Find the string "screenshot" in the listing and report every line that has it.

Begin MATERIAL FOR THIS TASK

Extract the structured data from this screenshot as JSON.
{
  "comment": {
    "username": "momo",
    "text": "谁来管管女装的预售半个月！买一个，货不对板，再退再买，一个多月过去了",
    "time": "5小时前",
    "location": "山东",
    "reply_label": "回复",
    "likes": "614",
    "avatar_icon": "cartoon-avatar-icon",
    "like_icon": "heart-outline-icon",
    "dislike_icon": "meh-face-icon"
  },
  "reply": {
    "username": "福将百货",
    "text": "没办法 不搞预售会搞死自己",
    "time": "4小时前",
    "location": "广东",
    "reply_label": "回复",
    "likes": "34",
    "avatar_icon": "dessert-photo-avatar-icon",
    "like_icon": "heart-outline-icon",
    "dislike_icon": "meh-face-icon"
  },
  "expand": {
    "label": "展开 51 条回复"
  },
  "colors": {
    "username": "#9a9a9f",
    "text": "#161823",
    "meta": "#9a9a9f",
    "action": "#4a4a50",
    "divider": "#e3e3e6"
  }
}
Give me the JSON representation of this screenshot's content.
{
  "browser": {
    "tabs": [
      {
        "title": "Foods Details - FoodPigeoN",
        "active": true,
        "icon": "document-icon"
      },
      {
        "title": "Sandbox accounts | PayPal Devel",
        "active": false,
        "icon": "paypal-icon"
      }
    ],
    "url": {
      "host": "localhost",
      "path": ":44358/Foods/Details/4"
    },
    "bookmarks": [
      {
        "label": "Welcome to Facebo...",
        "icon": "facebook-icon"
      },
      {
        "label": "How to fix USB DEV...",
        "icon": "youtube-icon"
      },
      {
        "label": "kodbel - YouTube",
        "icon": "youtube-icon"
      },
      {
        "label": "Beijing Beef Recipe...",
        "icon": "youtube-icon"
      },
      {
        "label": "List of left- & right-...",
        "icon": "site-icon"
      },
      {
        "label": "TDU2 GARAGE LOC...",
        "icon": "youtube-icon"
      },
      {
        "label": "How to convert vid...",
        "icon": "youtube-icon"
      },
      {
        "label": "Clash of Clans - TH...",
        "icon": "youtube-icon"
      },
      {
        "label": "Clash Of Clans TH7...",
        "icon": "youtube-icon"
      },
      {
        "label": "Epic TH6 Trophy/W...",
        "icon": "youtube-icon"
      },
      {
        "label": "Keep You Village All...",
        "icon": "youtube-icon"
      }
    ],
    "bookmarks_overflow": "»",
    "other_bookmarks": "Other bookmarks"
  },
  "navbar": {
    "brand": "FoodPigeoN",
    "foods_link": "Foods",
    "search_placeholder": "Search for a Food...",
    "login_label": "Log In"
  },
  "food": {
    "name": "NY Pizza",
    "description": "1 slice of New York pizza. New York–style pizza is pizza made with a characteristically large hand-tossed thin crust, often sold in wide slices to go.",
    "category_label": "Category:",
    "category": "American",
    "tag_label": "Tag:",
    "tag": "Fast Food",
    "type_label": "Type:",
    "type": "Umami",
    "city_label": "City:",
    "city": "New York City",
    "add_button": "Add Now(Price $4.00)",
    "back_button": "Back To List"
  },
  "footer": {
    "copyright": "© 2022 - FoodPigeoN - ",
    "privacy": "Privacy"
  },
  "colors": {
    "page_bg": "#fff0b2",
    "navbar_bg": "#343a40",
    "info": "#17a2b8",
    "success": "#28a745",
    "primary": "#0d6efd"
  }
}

End MATERIAL FOR THIS TASK

» FULL ANSWER
Extract the structured data from this screenshot as JSON.
Give me the JSON representation of this screenshot's content.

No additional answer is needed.